Exercise requirements | Wherever a line in the data holds the word "target", pull that line out.

The data |
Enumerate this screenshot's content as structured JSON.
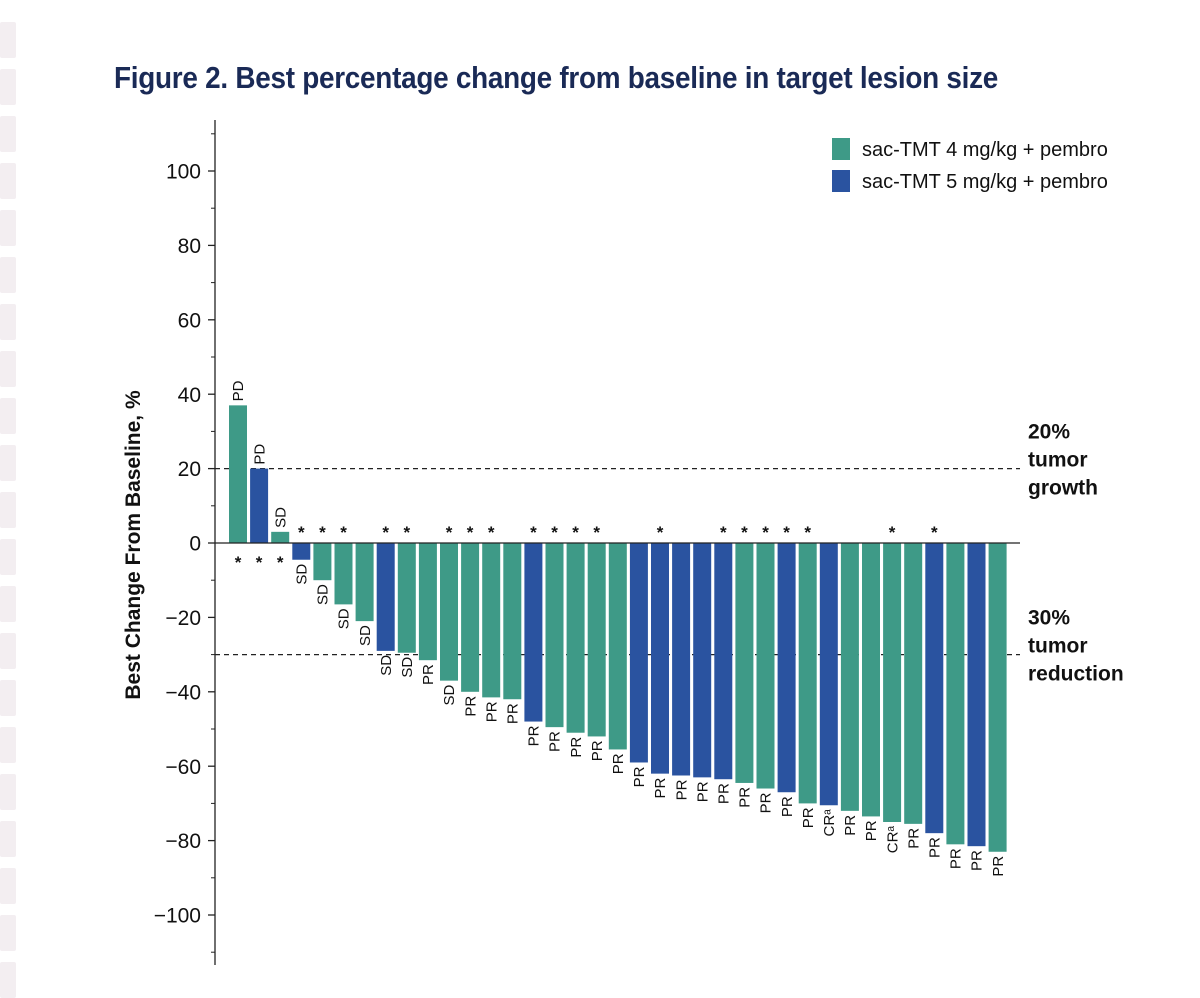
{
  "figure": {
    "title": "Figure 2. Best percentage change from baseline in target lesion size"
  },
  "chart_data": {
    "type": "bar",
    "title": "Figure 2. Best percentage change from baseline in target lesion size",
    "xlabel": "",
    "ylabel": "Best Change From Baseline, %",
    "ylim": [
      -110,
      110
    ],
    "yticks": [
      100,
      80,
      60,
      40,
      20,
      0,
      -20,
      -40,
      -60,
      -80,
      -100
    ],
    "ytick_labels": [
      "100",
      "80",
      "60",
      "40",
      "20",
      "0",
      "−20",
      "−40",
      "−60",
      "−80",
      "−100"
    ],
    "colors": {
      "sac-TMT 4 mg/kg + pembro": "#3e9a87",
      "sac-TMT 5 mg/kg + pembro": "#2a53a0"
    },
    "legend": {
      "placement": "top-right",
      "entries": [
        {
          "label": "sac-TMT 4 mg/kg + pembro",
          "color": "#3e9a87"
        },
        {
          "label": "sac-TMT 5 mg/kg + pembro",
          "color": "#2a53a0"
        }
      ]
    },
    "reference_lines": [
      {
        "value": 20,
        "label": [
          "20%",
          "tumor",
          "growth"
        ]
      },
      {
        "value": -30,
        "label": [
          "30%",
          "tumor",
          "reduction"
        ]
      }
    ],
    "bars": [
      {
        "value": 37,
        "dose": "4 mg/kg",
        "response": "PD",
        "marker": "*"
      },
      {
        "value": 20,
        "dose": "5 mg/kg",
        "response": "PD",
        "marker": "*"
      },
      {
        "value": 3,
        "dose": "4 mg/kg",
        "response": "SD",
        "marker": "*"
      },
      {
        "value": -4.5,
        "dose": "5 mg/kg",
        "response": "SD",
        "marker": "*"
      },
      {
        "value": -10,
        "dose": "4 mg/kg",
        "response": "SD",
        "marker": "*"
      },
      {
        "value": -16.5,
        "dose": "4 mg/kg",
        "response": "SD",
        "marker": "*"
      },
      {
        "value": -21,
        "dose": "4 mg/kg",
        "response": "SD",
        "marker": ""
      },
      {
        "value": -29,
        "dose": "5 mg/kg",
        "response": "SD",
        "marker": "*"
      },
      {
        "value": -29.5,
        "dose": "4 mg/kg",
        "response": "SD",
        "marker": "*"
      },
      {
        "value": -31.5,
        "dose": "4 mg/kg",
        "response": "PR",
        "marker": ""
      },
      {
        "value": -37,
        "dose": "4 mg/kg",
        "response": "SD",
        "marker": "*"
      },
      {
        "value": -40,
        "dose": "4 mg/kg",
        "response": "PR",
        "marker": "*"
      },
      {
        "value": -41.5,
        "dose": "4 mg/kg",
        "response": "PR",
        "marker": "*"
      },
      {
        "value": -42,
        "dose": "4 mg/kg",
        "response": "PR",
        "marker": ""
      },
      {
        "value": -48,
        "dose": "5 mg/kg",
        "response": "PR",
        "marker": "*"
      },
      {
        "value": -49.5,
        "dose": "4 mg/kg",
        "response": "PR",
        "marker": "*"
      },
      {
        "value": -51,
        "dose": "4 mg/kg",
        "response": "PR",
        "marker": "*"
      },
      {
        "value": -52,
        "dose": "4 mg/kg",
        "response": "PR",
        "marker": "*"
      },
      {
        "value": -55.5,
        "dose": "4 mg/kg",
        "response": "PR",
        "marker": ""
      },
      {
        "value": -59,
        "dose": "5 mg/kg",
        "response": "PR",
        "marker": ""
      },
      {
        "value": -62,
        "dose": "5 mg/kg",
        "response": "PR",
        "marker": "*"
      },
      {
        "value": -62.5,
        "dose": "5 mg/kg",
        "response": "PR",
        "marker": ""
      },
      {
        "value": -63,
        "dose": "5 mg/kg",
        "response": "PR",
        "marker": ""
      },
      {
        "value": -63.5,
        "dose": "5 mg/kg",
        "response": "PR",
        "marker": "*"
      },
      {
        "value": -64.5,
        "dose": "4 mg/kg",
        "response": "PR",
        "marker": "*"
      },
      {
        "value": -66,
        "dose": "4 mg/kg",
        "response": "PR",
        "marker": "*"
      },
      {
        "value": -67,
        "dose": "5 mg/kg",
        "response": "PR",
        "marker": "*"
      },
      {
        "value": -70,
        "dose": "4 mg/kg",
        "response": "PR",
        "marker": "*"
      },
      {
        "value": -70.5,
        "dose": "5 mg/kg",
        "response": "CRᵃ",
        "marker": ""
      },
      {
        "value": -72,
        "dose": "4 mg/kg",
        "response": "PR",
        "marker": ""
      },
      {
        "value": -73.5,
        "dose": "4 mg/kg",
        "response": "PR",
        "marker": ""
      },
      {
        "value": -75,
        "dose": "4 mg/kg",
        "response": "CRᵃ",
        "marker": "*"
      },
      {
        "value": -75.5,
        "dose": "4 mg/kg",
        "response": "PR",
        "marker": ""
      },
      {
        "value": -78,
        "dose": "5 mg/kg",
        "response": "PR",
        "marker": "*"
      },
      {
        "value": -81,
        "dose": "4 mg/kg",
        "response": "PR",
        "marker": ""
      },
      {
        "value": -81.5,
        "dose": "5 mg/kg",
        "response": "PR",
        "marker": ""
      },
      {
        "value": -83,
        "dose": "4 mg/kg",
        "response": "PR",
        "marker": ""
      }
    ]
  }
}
--
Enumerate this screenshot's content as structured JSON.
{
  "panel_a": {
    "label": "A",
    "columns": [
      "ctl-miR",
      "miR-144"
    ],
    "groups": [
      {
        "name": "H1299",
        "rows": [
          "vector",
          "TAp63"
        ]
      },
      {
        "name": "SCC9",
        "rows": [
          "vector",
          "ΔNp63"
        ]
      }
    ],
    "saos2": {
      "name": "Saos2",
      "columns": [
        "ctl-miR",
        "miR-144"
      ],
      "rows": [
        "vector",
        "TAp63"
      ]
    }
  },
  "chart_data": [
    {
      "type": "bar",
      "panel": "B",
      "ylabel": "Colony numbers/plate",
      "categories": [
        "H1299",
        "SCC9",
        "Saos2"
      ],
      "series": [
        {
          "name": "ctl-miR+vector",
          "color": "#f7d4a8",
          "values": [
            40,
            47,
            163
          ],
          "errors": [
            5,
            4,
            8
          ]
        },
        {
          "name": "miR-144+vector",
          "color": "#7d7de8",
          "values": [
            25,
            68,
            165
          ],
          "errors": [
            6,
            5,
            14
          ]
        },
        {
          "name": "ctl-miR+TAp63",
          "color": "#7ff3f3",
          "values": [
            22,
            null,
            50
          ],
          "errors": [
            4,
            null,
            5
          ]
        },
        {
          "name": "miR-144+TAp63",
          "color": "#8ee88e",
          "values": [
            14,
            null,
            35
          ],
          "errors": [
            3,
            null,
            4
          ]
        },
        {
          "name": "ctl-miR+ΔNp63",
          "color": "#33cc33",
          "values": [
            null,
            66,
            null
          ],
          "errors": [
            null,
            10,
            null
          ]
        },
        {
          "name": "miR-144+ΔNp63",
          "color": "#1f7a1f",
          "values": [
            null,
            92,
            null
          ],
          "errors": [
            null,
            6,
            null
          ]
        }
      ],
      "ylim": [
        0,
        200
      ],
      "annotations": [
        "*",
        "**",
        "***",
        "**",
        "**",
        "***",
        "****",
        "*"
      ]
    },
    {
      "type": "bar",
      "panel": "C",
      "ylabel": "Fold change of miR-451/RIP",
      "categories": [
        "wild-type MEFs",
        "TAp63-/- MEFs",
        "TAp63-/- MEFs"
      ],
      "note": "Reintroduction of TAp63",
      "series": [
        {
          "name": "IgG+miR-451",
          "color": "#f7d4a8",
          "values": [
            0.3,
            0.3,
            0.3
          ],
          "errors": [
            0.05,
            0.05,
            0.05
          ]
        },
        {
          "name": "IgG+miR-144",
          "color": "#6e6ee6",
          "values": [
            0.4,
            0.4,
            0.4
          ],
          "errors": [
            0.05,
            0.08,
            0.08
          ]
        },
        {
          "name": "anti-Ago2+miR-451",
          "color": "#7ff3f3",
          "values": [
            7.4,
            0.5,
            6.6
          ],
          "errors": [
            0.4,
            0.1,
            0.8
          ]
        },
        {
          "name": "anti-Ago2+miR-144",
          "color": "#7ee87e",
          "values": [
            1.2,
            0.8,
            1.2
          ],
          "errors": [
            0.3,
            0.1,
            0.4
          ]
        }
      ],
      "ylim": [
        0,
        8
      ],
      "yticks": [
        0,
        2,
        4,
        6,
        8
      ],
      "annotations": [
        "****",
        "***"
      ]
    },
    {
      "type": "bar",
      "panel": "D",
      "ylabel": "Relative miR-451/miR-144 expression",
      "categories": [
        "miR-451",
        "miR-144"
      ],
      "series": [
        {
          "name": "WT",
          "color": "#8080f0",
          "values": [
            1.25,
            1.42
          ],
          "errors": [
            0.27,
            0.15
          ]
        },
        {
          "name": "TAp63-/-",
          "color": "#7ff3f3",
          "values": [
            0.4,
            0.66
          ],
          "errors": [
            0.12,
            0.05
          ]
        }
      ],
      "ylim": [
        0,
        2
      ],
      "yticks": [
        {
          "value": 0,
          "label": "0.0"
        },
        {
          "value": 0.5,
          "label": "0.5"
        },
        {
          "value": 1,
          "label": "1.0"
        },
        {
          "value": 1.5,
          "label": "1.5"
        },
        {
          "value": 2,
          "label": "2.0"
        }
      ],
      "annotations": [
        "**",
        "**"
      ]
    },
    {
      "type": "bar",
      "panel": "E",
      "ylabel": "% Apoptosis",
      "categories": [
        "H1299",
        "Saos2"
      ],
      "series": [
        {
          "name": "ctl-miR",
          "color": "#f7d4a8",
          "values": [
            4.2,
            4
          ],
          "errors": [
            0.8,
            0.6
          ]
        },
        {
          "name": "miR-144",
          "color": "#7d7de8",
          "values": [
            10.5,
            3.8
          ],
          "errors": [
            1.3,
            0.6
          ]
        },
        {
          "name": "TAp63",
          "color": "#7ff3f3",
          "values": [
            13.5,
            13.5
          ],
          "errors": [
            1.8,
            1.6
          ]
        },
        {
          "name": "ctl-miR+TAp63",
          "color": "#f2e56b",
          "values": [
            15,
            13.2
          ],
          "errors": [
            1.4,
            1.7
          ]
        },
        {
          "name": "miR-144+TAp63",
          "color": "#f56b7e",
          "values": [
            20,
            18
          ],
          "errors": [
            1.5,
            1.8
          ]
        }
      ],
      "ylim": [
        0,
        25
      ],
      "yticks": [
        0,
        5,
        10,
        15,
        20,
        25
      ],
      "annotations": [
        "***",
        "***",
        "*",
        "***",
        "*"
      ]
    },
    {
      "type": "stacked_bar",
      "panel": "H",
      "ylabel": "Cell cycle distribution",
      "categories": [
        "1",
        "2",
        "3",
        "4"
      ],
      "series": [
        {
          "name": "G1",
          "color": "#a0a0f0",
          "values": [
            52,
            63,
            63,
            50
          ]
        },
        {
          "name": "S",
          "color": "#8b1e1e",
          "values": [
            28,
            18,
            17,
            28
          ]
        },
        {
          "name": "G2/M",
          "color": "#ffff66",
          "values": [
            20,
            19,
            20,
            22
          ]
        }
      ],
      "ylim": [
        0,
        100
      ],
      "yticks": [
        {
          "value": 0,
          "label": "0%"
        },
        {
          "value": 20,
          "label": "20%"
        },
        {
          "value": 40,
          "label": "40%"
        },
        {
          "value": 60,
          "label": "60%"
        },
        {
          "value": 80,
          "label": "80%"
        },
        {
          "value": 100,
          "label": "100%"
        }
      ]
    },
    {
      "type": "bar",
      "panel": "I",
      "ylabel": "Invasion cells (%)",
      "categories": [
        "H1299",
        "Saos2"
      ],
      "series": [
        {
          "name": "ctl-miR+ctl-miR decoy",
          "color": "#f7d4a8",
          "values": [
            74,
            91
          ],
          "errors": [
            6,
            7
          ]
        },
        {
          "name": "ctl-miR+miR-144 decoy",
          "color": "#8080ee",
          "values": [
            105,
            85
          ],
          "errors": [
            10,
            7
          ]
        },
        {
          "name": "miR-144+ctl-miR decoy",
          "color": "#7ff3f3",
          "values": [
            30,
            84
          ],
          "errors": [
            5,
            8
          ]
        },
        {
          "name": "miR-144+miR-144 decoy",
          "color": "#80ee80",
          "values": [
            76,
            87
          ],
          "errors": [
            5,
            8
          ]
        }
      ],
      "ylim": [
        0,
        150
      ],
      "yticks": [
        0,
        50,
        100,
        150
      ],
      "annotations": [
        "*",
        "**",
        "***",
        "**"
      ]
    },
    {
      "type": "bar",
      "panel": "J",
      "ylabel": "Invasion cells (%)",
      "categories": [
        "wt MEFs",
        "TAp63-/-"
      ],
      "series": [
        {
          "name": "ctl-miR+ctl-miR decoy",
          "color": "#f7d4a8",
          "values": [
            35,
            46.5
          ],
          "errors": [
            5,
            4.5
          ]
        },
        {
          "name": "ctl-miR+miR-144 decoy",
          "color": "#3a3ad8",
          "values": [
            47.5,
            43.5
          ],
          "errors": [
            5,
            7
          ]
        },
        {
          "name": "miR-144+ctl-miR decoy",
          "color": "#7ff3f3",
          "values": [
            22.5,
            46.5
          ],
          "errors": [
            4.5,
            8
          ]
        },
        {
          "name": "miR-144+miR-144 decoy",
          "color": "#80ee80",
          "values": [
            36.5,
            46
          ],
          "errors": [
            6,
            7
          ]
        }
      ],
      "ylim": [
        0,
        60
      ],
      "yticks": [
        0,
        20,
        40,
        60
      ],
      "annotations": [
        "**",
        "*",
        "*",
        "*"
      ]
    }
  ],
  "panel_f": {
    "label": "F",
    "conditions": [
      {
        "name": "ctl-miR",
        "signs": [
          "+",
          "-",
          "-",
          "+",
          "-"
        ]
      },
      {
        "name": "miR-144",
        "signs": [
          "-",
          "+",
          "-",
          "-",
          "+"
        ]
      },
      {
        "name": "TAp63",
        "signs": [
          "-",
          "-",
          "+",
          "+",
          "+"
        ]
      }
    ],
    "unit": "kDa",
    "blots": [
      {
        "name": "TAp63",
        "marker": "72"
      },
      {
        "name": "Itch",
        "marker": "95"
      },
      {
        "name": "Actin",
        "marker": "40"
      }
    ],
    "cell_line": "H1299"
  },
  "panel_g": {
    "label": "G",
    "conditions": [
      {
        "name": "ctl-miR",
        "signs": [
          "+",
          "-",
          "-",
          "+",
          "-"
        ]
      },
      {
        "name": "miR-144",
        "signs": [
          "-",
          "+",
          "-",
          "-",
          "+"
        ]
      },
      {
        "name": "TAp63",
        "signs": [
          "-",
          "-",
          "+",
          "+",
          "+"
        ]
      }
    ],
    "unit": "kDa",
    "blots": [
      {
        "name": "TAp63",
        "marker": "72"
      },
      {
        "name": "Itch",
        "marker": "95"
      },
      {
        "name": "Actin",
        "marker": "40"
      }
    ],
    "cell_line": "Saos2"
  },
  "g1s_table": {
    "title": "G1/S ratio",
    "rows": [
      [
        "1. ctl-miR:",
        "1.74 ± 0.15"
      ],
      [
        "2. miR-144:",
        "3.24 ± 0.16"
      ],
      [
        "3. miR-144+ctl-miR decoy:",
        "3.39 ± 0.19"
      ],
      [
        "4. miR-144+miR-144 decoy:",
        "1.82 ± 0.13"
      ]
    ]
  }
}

Answer box |
    "title": "Figure 2. Best percentage change from baseline in target lesion size"
    "title": "Figure 2. Best percentage change from baseline in target lesion size",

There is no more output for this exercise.